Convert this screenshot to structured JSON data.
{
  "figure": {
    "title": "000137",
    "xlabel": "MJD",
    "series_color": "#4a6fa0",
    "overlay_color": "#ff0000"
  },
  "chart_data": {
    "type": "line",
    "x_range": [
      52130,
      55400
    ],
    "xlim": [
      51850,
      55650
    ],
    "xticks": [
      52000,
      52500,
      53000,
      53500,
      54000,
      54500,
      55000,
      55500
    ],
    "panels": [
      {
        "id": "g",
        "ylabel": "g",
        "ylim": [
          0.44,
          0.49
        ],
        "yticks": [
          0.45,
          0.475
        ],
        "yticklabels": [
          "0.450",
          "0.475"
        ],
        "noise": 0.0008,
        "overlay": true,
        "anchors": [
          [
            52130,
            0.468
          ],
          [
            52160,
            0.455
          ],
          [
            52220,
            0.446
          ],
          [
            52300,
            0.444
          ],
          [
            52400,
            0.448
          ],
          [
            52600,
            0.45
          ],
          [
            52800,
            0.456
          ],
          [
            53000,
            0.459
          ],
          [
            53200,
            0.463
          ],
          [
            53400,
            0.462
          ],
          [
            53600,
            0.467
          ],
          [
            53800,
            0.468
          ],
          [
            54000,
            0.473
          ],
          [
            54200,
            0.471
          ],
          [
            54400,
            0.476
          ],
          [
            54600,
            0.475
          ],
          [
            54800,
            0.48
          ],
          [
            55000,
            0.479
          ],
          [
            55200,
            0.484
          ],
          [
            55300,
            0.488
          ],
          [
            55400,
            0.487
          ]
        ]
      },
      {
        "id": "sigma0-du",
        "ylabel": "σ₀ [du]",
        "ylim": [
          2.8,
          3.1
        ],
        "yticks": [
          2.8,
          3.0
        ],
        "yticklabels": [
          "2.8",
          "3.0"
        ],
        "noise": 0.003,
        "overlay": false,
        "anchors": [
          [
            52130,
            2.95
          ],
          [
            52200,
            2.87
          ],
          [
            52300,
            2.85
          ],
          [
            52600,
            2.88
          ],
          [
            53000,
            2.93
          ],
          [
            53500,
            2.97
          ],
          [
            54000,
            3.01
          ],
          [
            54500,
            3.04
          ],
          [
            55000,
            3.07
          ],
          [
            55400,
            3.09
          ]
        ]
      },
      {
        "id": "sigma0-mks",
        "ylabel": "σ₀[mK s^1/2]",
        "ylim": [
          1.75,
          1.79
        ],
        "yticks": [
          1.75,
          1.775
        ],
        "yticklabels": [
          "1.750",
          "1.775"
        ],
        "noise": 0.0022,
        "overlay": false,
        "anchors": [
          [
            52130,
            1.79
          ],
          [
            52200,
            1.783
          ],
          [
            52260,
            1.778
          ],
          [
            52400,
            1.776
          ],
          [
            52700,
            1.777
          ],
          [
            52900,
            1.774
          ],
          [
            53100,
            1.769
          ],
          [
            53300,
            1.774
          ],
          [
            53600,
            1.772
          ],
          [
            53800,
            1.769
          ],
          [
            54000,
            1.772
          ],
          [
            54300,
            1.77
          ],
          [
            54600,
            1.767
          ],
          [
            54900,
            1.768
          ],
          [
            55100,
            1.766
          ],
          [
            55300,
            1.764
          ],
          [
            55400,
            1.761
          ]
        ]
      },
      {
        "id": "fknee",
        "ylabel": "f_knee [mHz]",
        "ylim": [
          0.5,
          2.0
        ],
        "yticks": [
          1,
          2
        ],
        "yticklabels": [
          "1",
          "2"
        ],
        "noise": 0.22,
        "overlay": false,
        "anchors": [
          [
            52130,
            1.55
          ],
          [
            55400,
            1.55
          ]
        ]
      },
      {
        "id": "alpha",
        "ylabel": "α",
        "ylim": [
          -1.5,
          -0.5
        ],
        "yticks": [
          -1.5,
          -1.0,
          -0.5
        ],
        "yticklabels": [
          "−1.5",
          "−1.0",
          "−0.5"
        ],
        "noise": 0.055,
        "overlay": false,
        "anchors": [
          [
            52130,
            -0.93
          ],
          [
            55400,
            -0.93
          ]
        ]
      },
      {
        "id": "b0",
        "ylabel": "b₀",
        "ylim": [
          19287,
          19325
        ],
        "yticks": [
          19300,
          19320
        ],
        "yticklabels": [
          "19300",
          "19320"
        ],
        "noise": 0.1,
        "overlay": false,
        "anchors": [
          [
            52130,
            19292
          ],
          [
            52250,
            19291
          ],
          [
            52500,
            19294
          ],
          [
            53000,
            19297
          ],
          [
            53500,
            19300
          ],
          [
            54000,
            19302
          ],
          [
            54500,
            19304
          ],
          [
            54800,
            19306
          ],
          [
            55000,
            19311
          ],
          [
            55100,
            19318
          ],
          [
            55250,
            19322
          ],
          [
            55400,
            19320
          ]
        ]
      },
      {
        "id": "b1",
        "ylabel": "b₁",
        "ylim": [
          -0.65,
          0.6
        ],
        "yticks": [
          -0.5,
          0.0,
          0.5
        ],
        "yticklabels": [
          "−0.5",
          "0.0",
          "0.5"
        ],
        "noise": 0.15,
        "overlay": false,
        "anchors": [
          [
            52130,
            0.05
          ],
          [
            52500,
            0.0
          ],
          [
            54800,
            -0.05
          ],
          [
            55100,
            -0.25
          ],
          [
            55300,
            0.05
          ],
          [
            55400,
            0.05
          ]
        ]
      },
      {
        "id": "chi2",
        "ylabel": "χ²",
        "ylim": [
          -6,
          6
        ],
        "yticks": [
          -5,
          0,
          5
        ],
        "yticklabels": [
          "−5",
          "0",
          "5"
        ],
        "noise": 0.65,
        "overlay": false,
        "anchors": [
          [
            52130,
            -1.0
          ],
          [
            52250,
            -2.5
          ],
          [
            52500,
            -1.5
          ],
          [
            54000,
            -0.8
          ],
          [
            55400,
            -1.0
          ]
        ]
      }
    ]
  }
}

**Written request**
Extract the data in full. Keep it word for word.

**Exercise output**
Convert this screenshot to structured JSON data.
{
  "figure": {
    "title": "000137",
    "xlabel": "MJD",
    "series_color": "#4a6fa0",
    "overlay_color": "#ff0000"
  },
  "chart_data": {
    "type": "line",
    "x_range": [
      52130,
      55400
    ],
    "xlim": [
      51850,
      55650
    ],
    "xticks": [
      52000,
      52500,
      53000,
      53500,
      54000,
      54500,
      55000,
      55500
    ],
    "panels": [
      {
        "id": "g",
        "ylabel": "g",
        "ylim": [
          0.44,
          0.49
        ],
        "yticks": [
          0.45,
          0.475
        ],
        "yticklabels": [
          "0.450",
          "0.475"
        ],
        "noise": 0.0008,
        "overlay": true,
        "anchors": [
          [
            52130,
            0.468
          ],
          [
            52160,
            0.455
          ],
          [
            52220,
            0.446
          ],
          [
            52300,
            0.444
          ],
          [
            52400,
            0.448
          ],
          [
            52600,
            0.45
          ],
          [
            52800,
            0.456
          ],
          [
            53000,
            0.459
          ],
          [
            53200,
            0.463
          ],
          [
            53400,
            0.462
          ],
          [
            53600,
            0.467
          ],
          [
            53800,
            0.468
          ],
          [
            54000,
            0.473
          ],
          [
            54200,
            0.471
          ],
          [
            54400,
            0.476
          ],
          [
            54600,
            0.475
          ],
          [
            54800,
            0.48
          ],
          [
            55000,
            0.479
          ],
          [
            55200,
            0.484
          ],
          [
            55300,
            0.488
          ],
          [
            55400,
            0.487
          ]
        ]
      },
      {
        "id": "sigma0-du",
        "ylabel": "σ₀ [du]",
        "ylim": [
          2.8,
          3.1
        ],
        "yticks": [
          2.8,
          3.0
        ],
        "yticklabels": [
          "2.8",
          "3.0"
        ],
        "noise": 0.003,
        "overlay": false,
        "anchors": [
          [
            52130,
            2.95
          ],
          [
            52200,
            2.87
          ],
          [
            52300,
            2.85
          ],
          [
            52600,
            2.88
          ],
          [
            53000,
            2.93
          ],
          [
            53500,
            2.97
          ],
          [
            54000,
            3.01
          ],
          [
            54500,
            3.04
          ],
          [
            55000,
            3.07
          ],
          [
            55400,
            3.09
          ]
        ]
      },
      {
        "id": "sigma0-mks",
        "ylabel": "σ₀[mK s^1/2]",
        "ylim": [
          1.75,
          1.79
        ],
        "yticks": [
          1.75,
          1.775
        ],
        "yticklabels": [
          "1.750",
          "1.775"
        ],
        "noise": 0.0022,
        "overlay": false,
        "anchors": [
          [
            52130,
            1.79
          ],
          [
            52200,
            1.783
          ],
          [
            52260,
            1.778
          ],
          [
            52400,
            1.776
          ],
          [
            52700,
            1.777
          ],
          [
            52900,
            1.774
          ],
          [
            53100,
            1.769
          ],
          [
            53300,
            1.774
          ],
          [
            53600,
            1.772
          ],
          [
            53800,
            1.769
          ],
          [
            54000,
            1.772
          ],
          [
            54300,
            1.77
          ],
          [
            54600,
            1.767
          ],
          [
            54900,
            1.768
          ],
          [
            55100,
            1.766
          ],
          [
            55300,
            1.764
          ],
          [
            55400,
            1.761
          ]
        ]
      },
      {
        "id": "fknee",
        "ylabel": "f_knee [mHz]",
        "ylim": [
          0.5,
          2.0
        ],
        "yticks": [
          1,
          2
        ],
        "yticklabels": [
          "1",
          "2"
        ],
        "noise": 0.22,
        "overlay": false,
        "anchors": [
          [
            52130,
            1.55
          ],
          [
            55400,
            1.55
          ]
        ]
      },
      {
        "id": "alpha",
        "ylabel": "α",
        "ylim": [
          -1.5,
          -0.5
        ],
        "yticks": [
          -1.5,
          -1.0,
          -0.5
        ],
        "yticklabels": [
          "−1.5",
          "−1.0",
          "−0.5"
        ],
        "noise": 0.055,
        "overlay": false,
        "anchors": [
          [
            52130,
            -0.93
          ],
          [
            55400,
            -0.93
          ]
        ]
      },
      {
        "id": "b0",
        "ylabel": "b₀",
        "ylim": [
          19287,
          19325
        ],
        "yticks": [
          19300,
          19320
        ],
        "yticklabels": [
          "19300",
          "19320"
        ],
        "noise": 0.1,
        "overlay": false,
        "anchors": [
          [
            52130,
            19292
          ],
          [
            52250,
            19291
          ],
          [
            52500,
            19294
          ],
          [
            53000,
            19297
          ],
          [
            53500,
            19300
          ],
          [
            54000,
            19302
          ],
          [
            54500,
            19304
          ],
          [
            54800,
            19306
          ],
          [
            55000,
            19311
          ],
          [
            55100,
            19318
          ],
          [
            55250,
            19322
          ],
          [
            55400,
            19320
          ]
        ]
      },
      {
        "id": "b1",
        "ylabel": "b₁",
        "ylim": [
          -0.65,
          0.6
        ],
        "yticks": [
          -0.5,
          0.0,
          0.5
        ],
        "yticklabels": [
          "−0.5",
          "0.0",
          "0.5"
        ],
        "noise": 0.15,
        "overlay": false,
        "anchors": [
          [
            52130,
            0.05
          ],
          [
            52500,
            0.0
          ],
          [
            54800,
            -0.05
          ],
          [
            55100,
            -0.25
          ],
          [
            55300,
            0.05
          ],
          [
            55400,
            0.05
          ]
        ]
      },
      {
        "id": "chi2",
        "ylabel": "χ²",
        "ylim": [
          -6,
          6
        ],
        "yticks": [
          -5,
          0,
          5
        ],
        "yticklabels": [
          "−5",
          "0",
          "5"
        ],
        "noise": 0.65,
        "overlay": false,
        "anchors": [
          [
            52130,
            -1.0
          ],
          [
            52250,
            -2.5
          ],
          [
            52500,
            -1.5
          ],
          [
            54000,
            -0.8
          ],
          [
            55400,
            -1.0
          ]
        ]
      }
    ]
  }
}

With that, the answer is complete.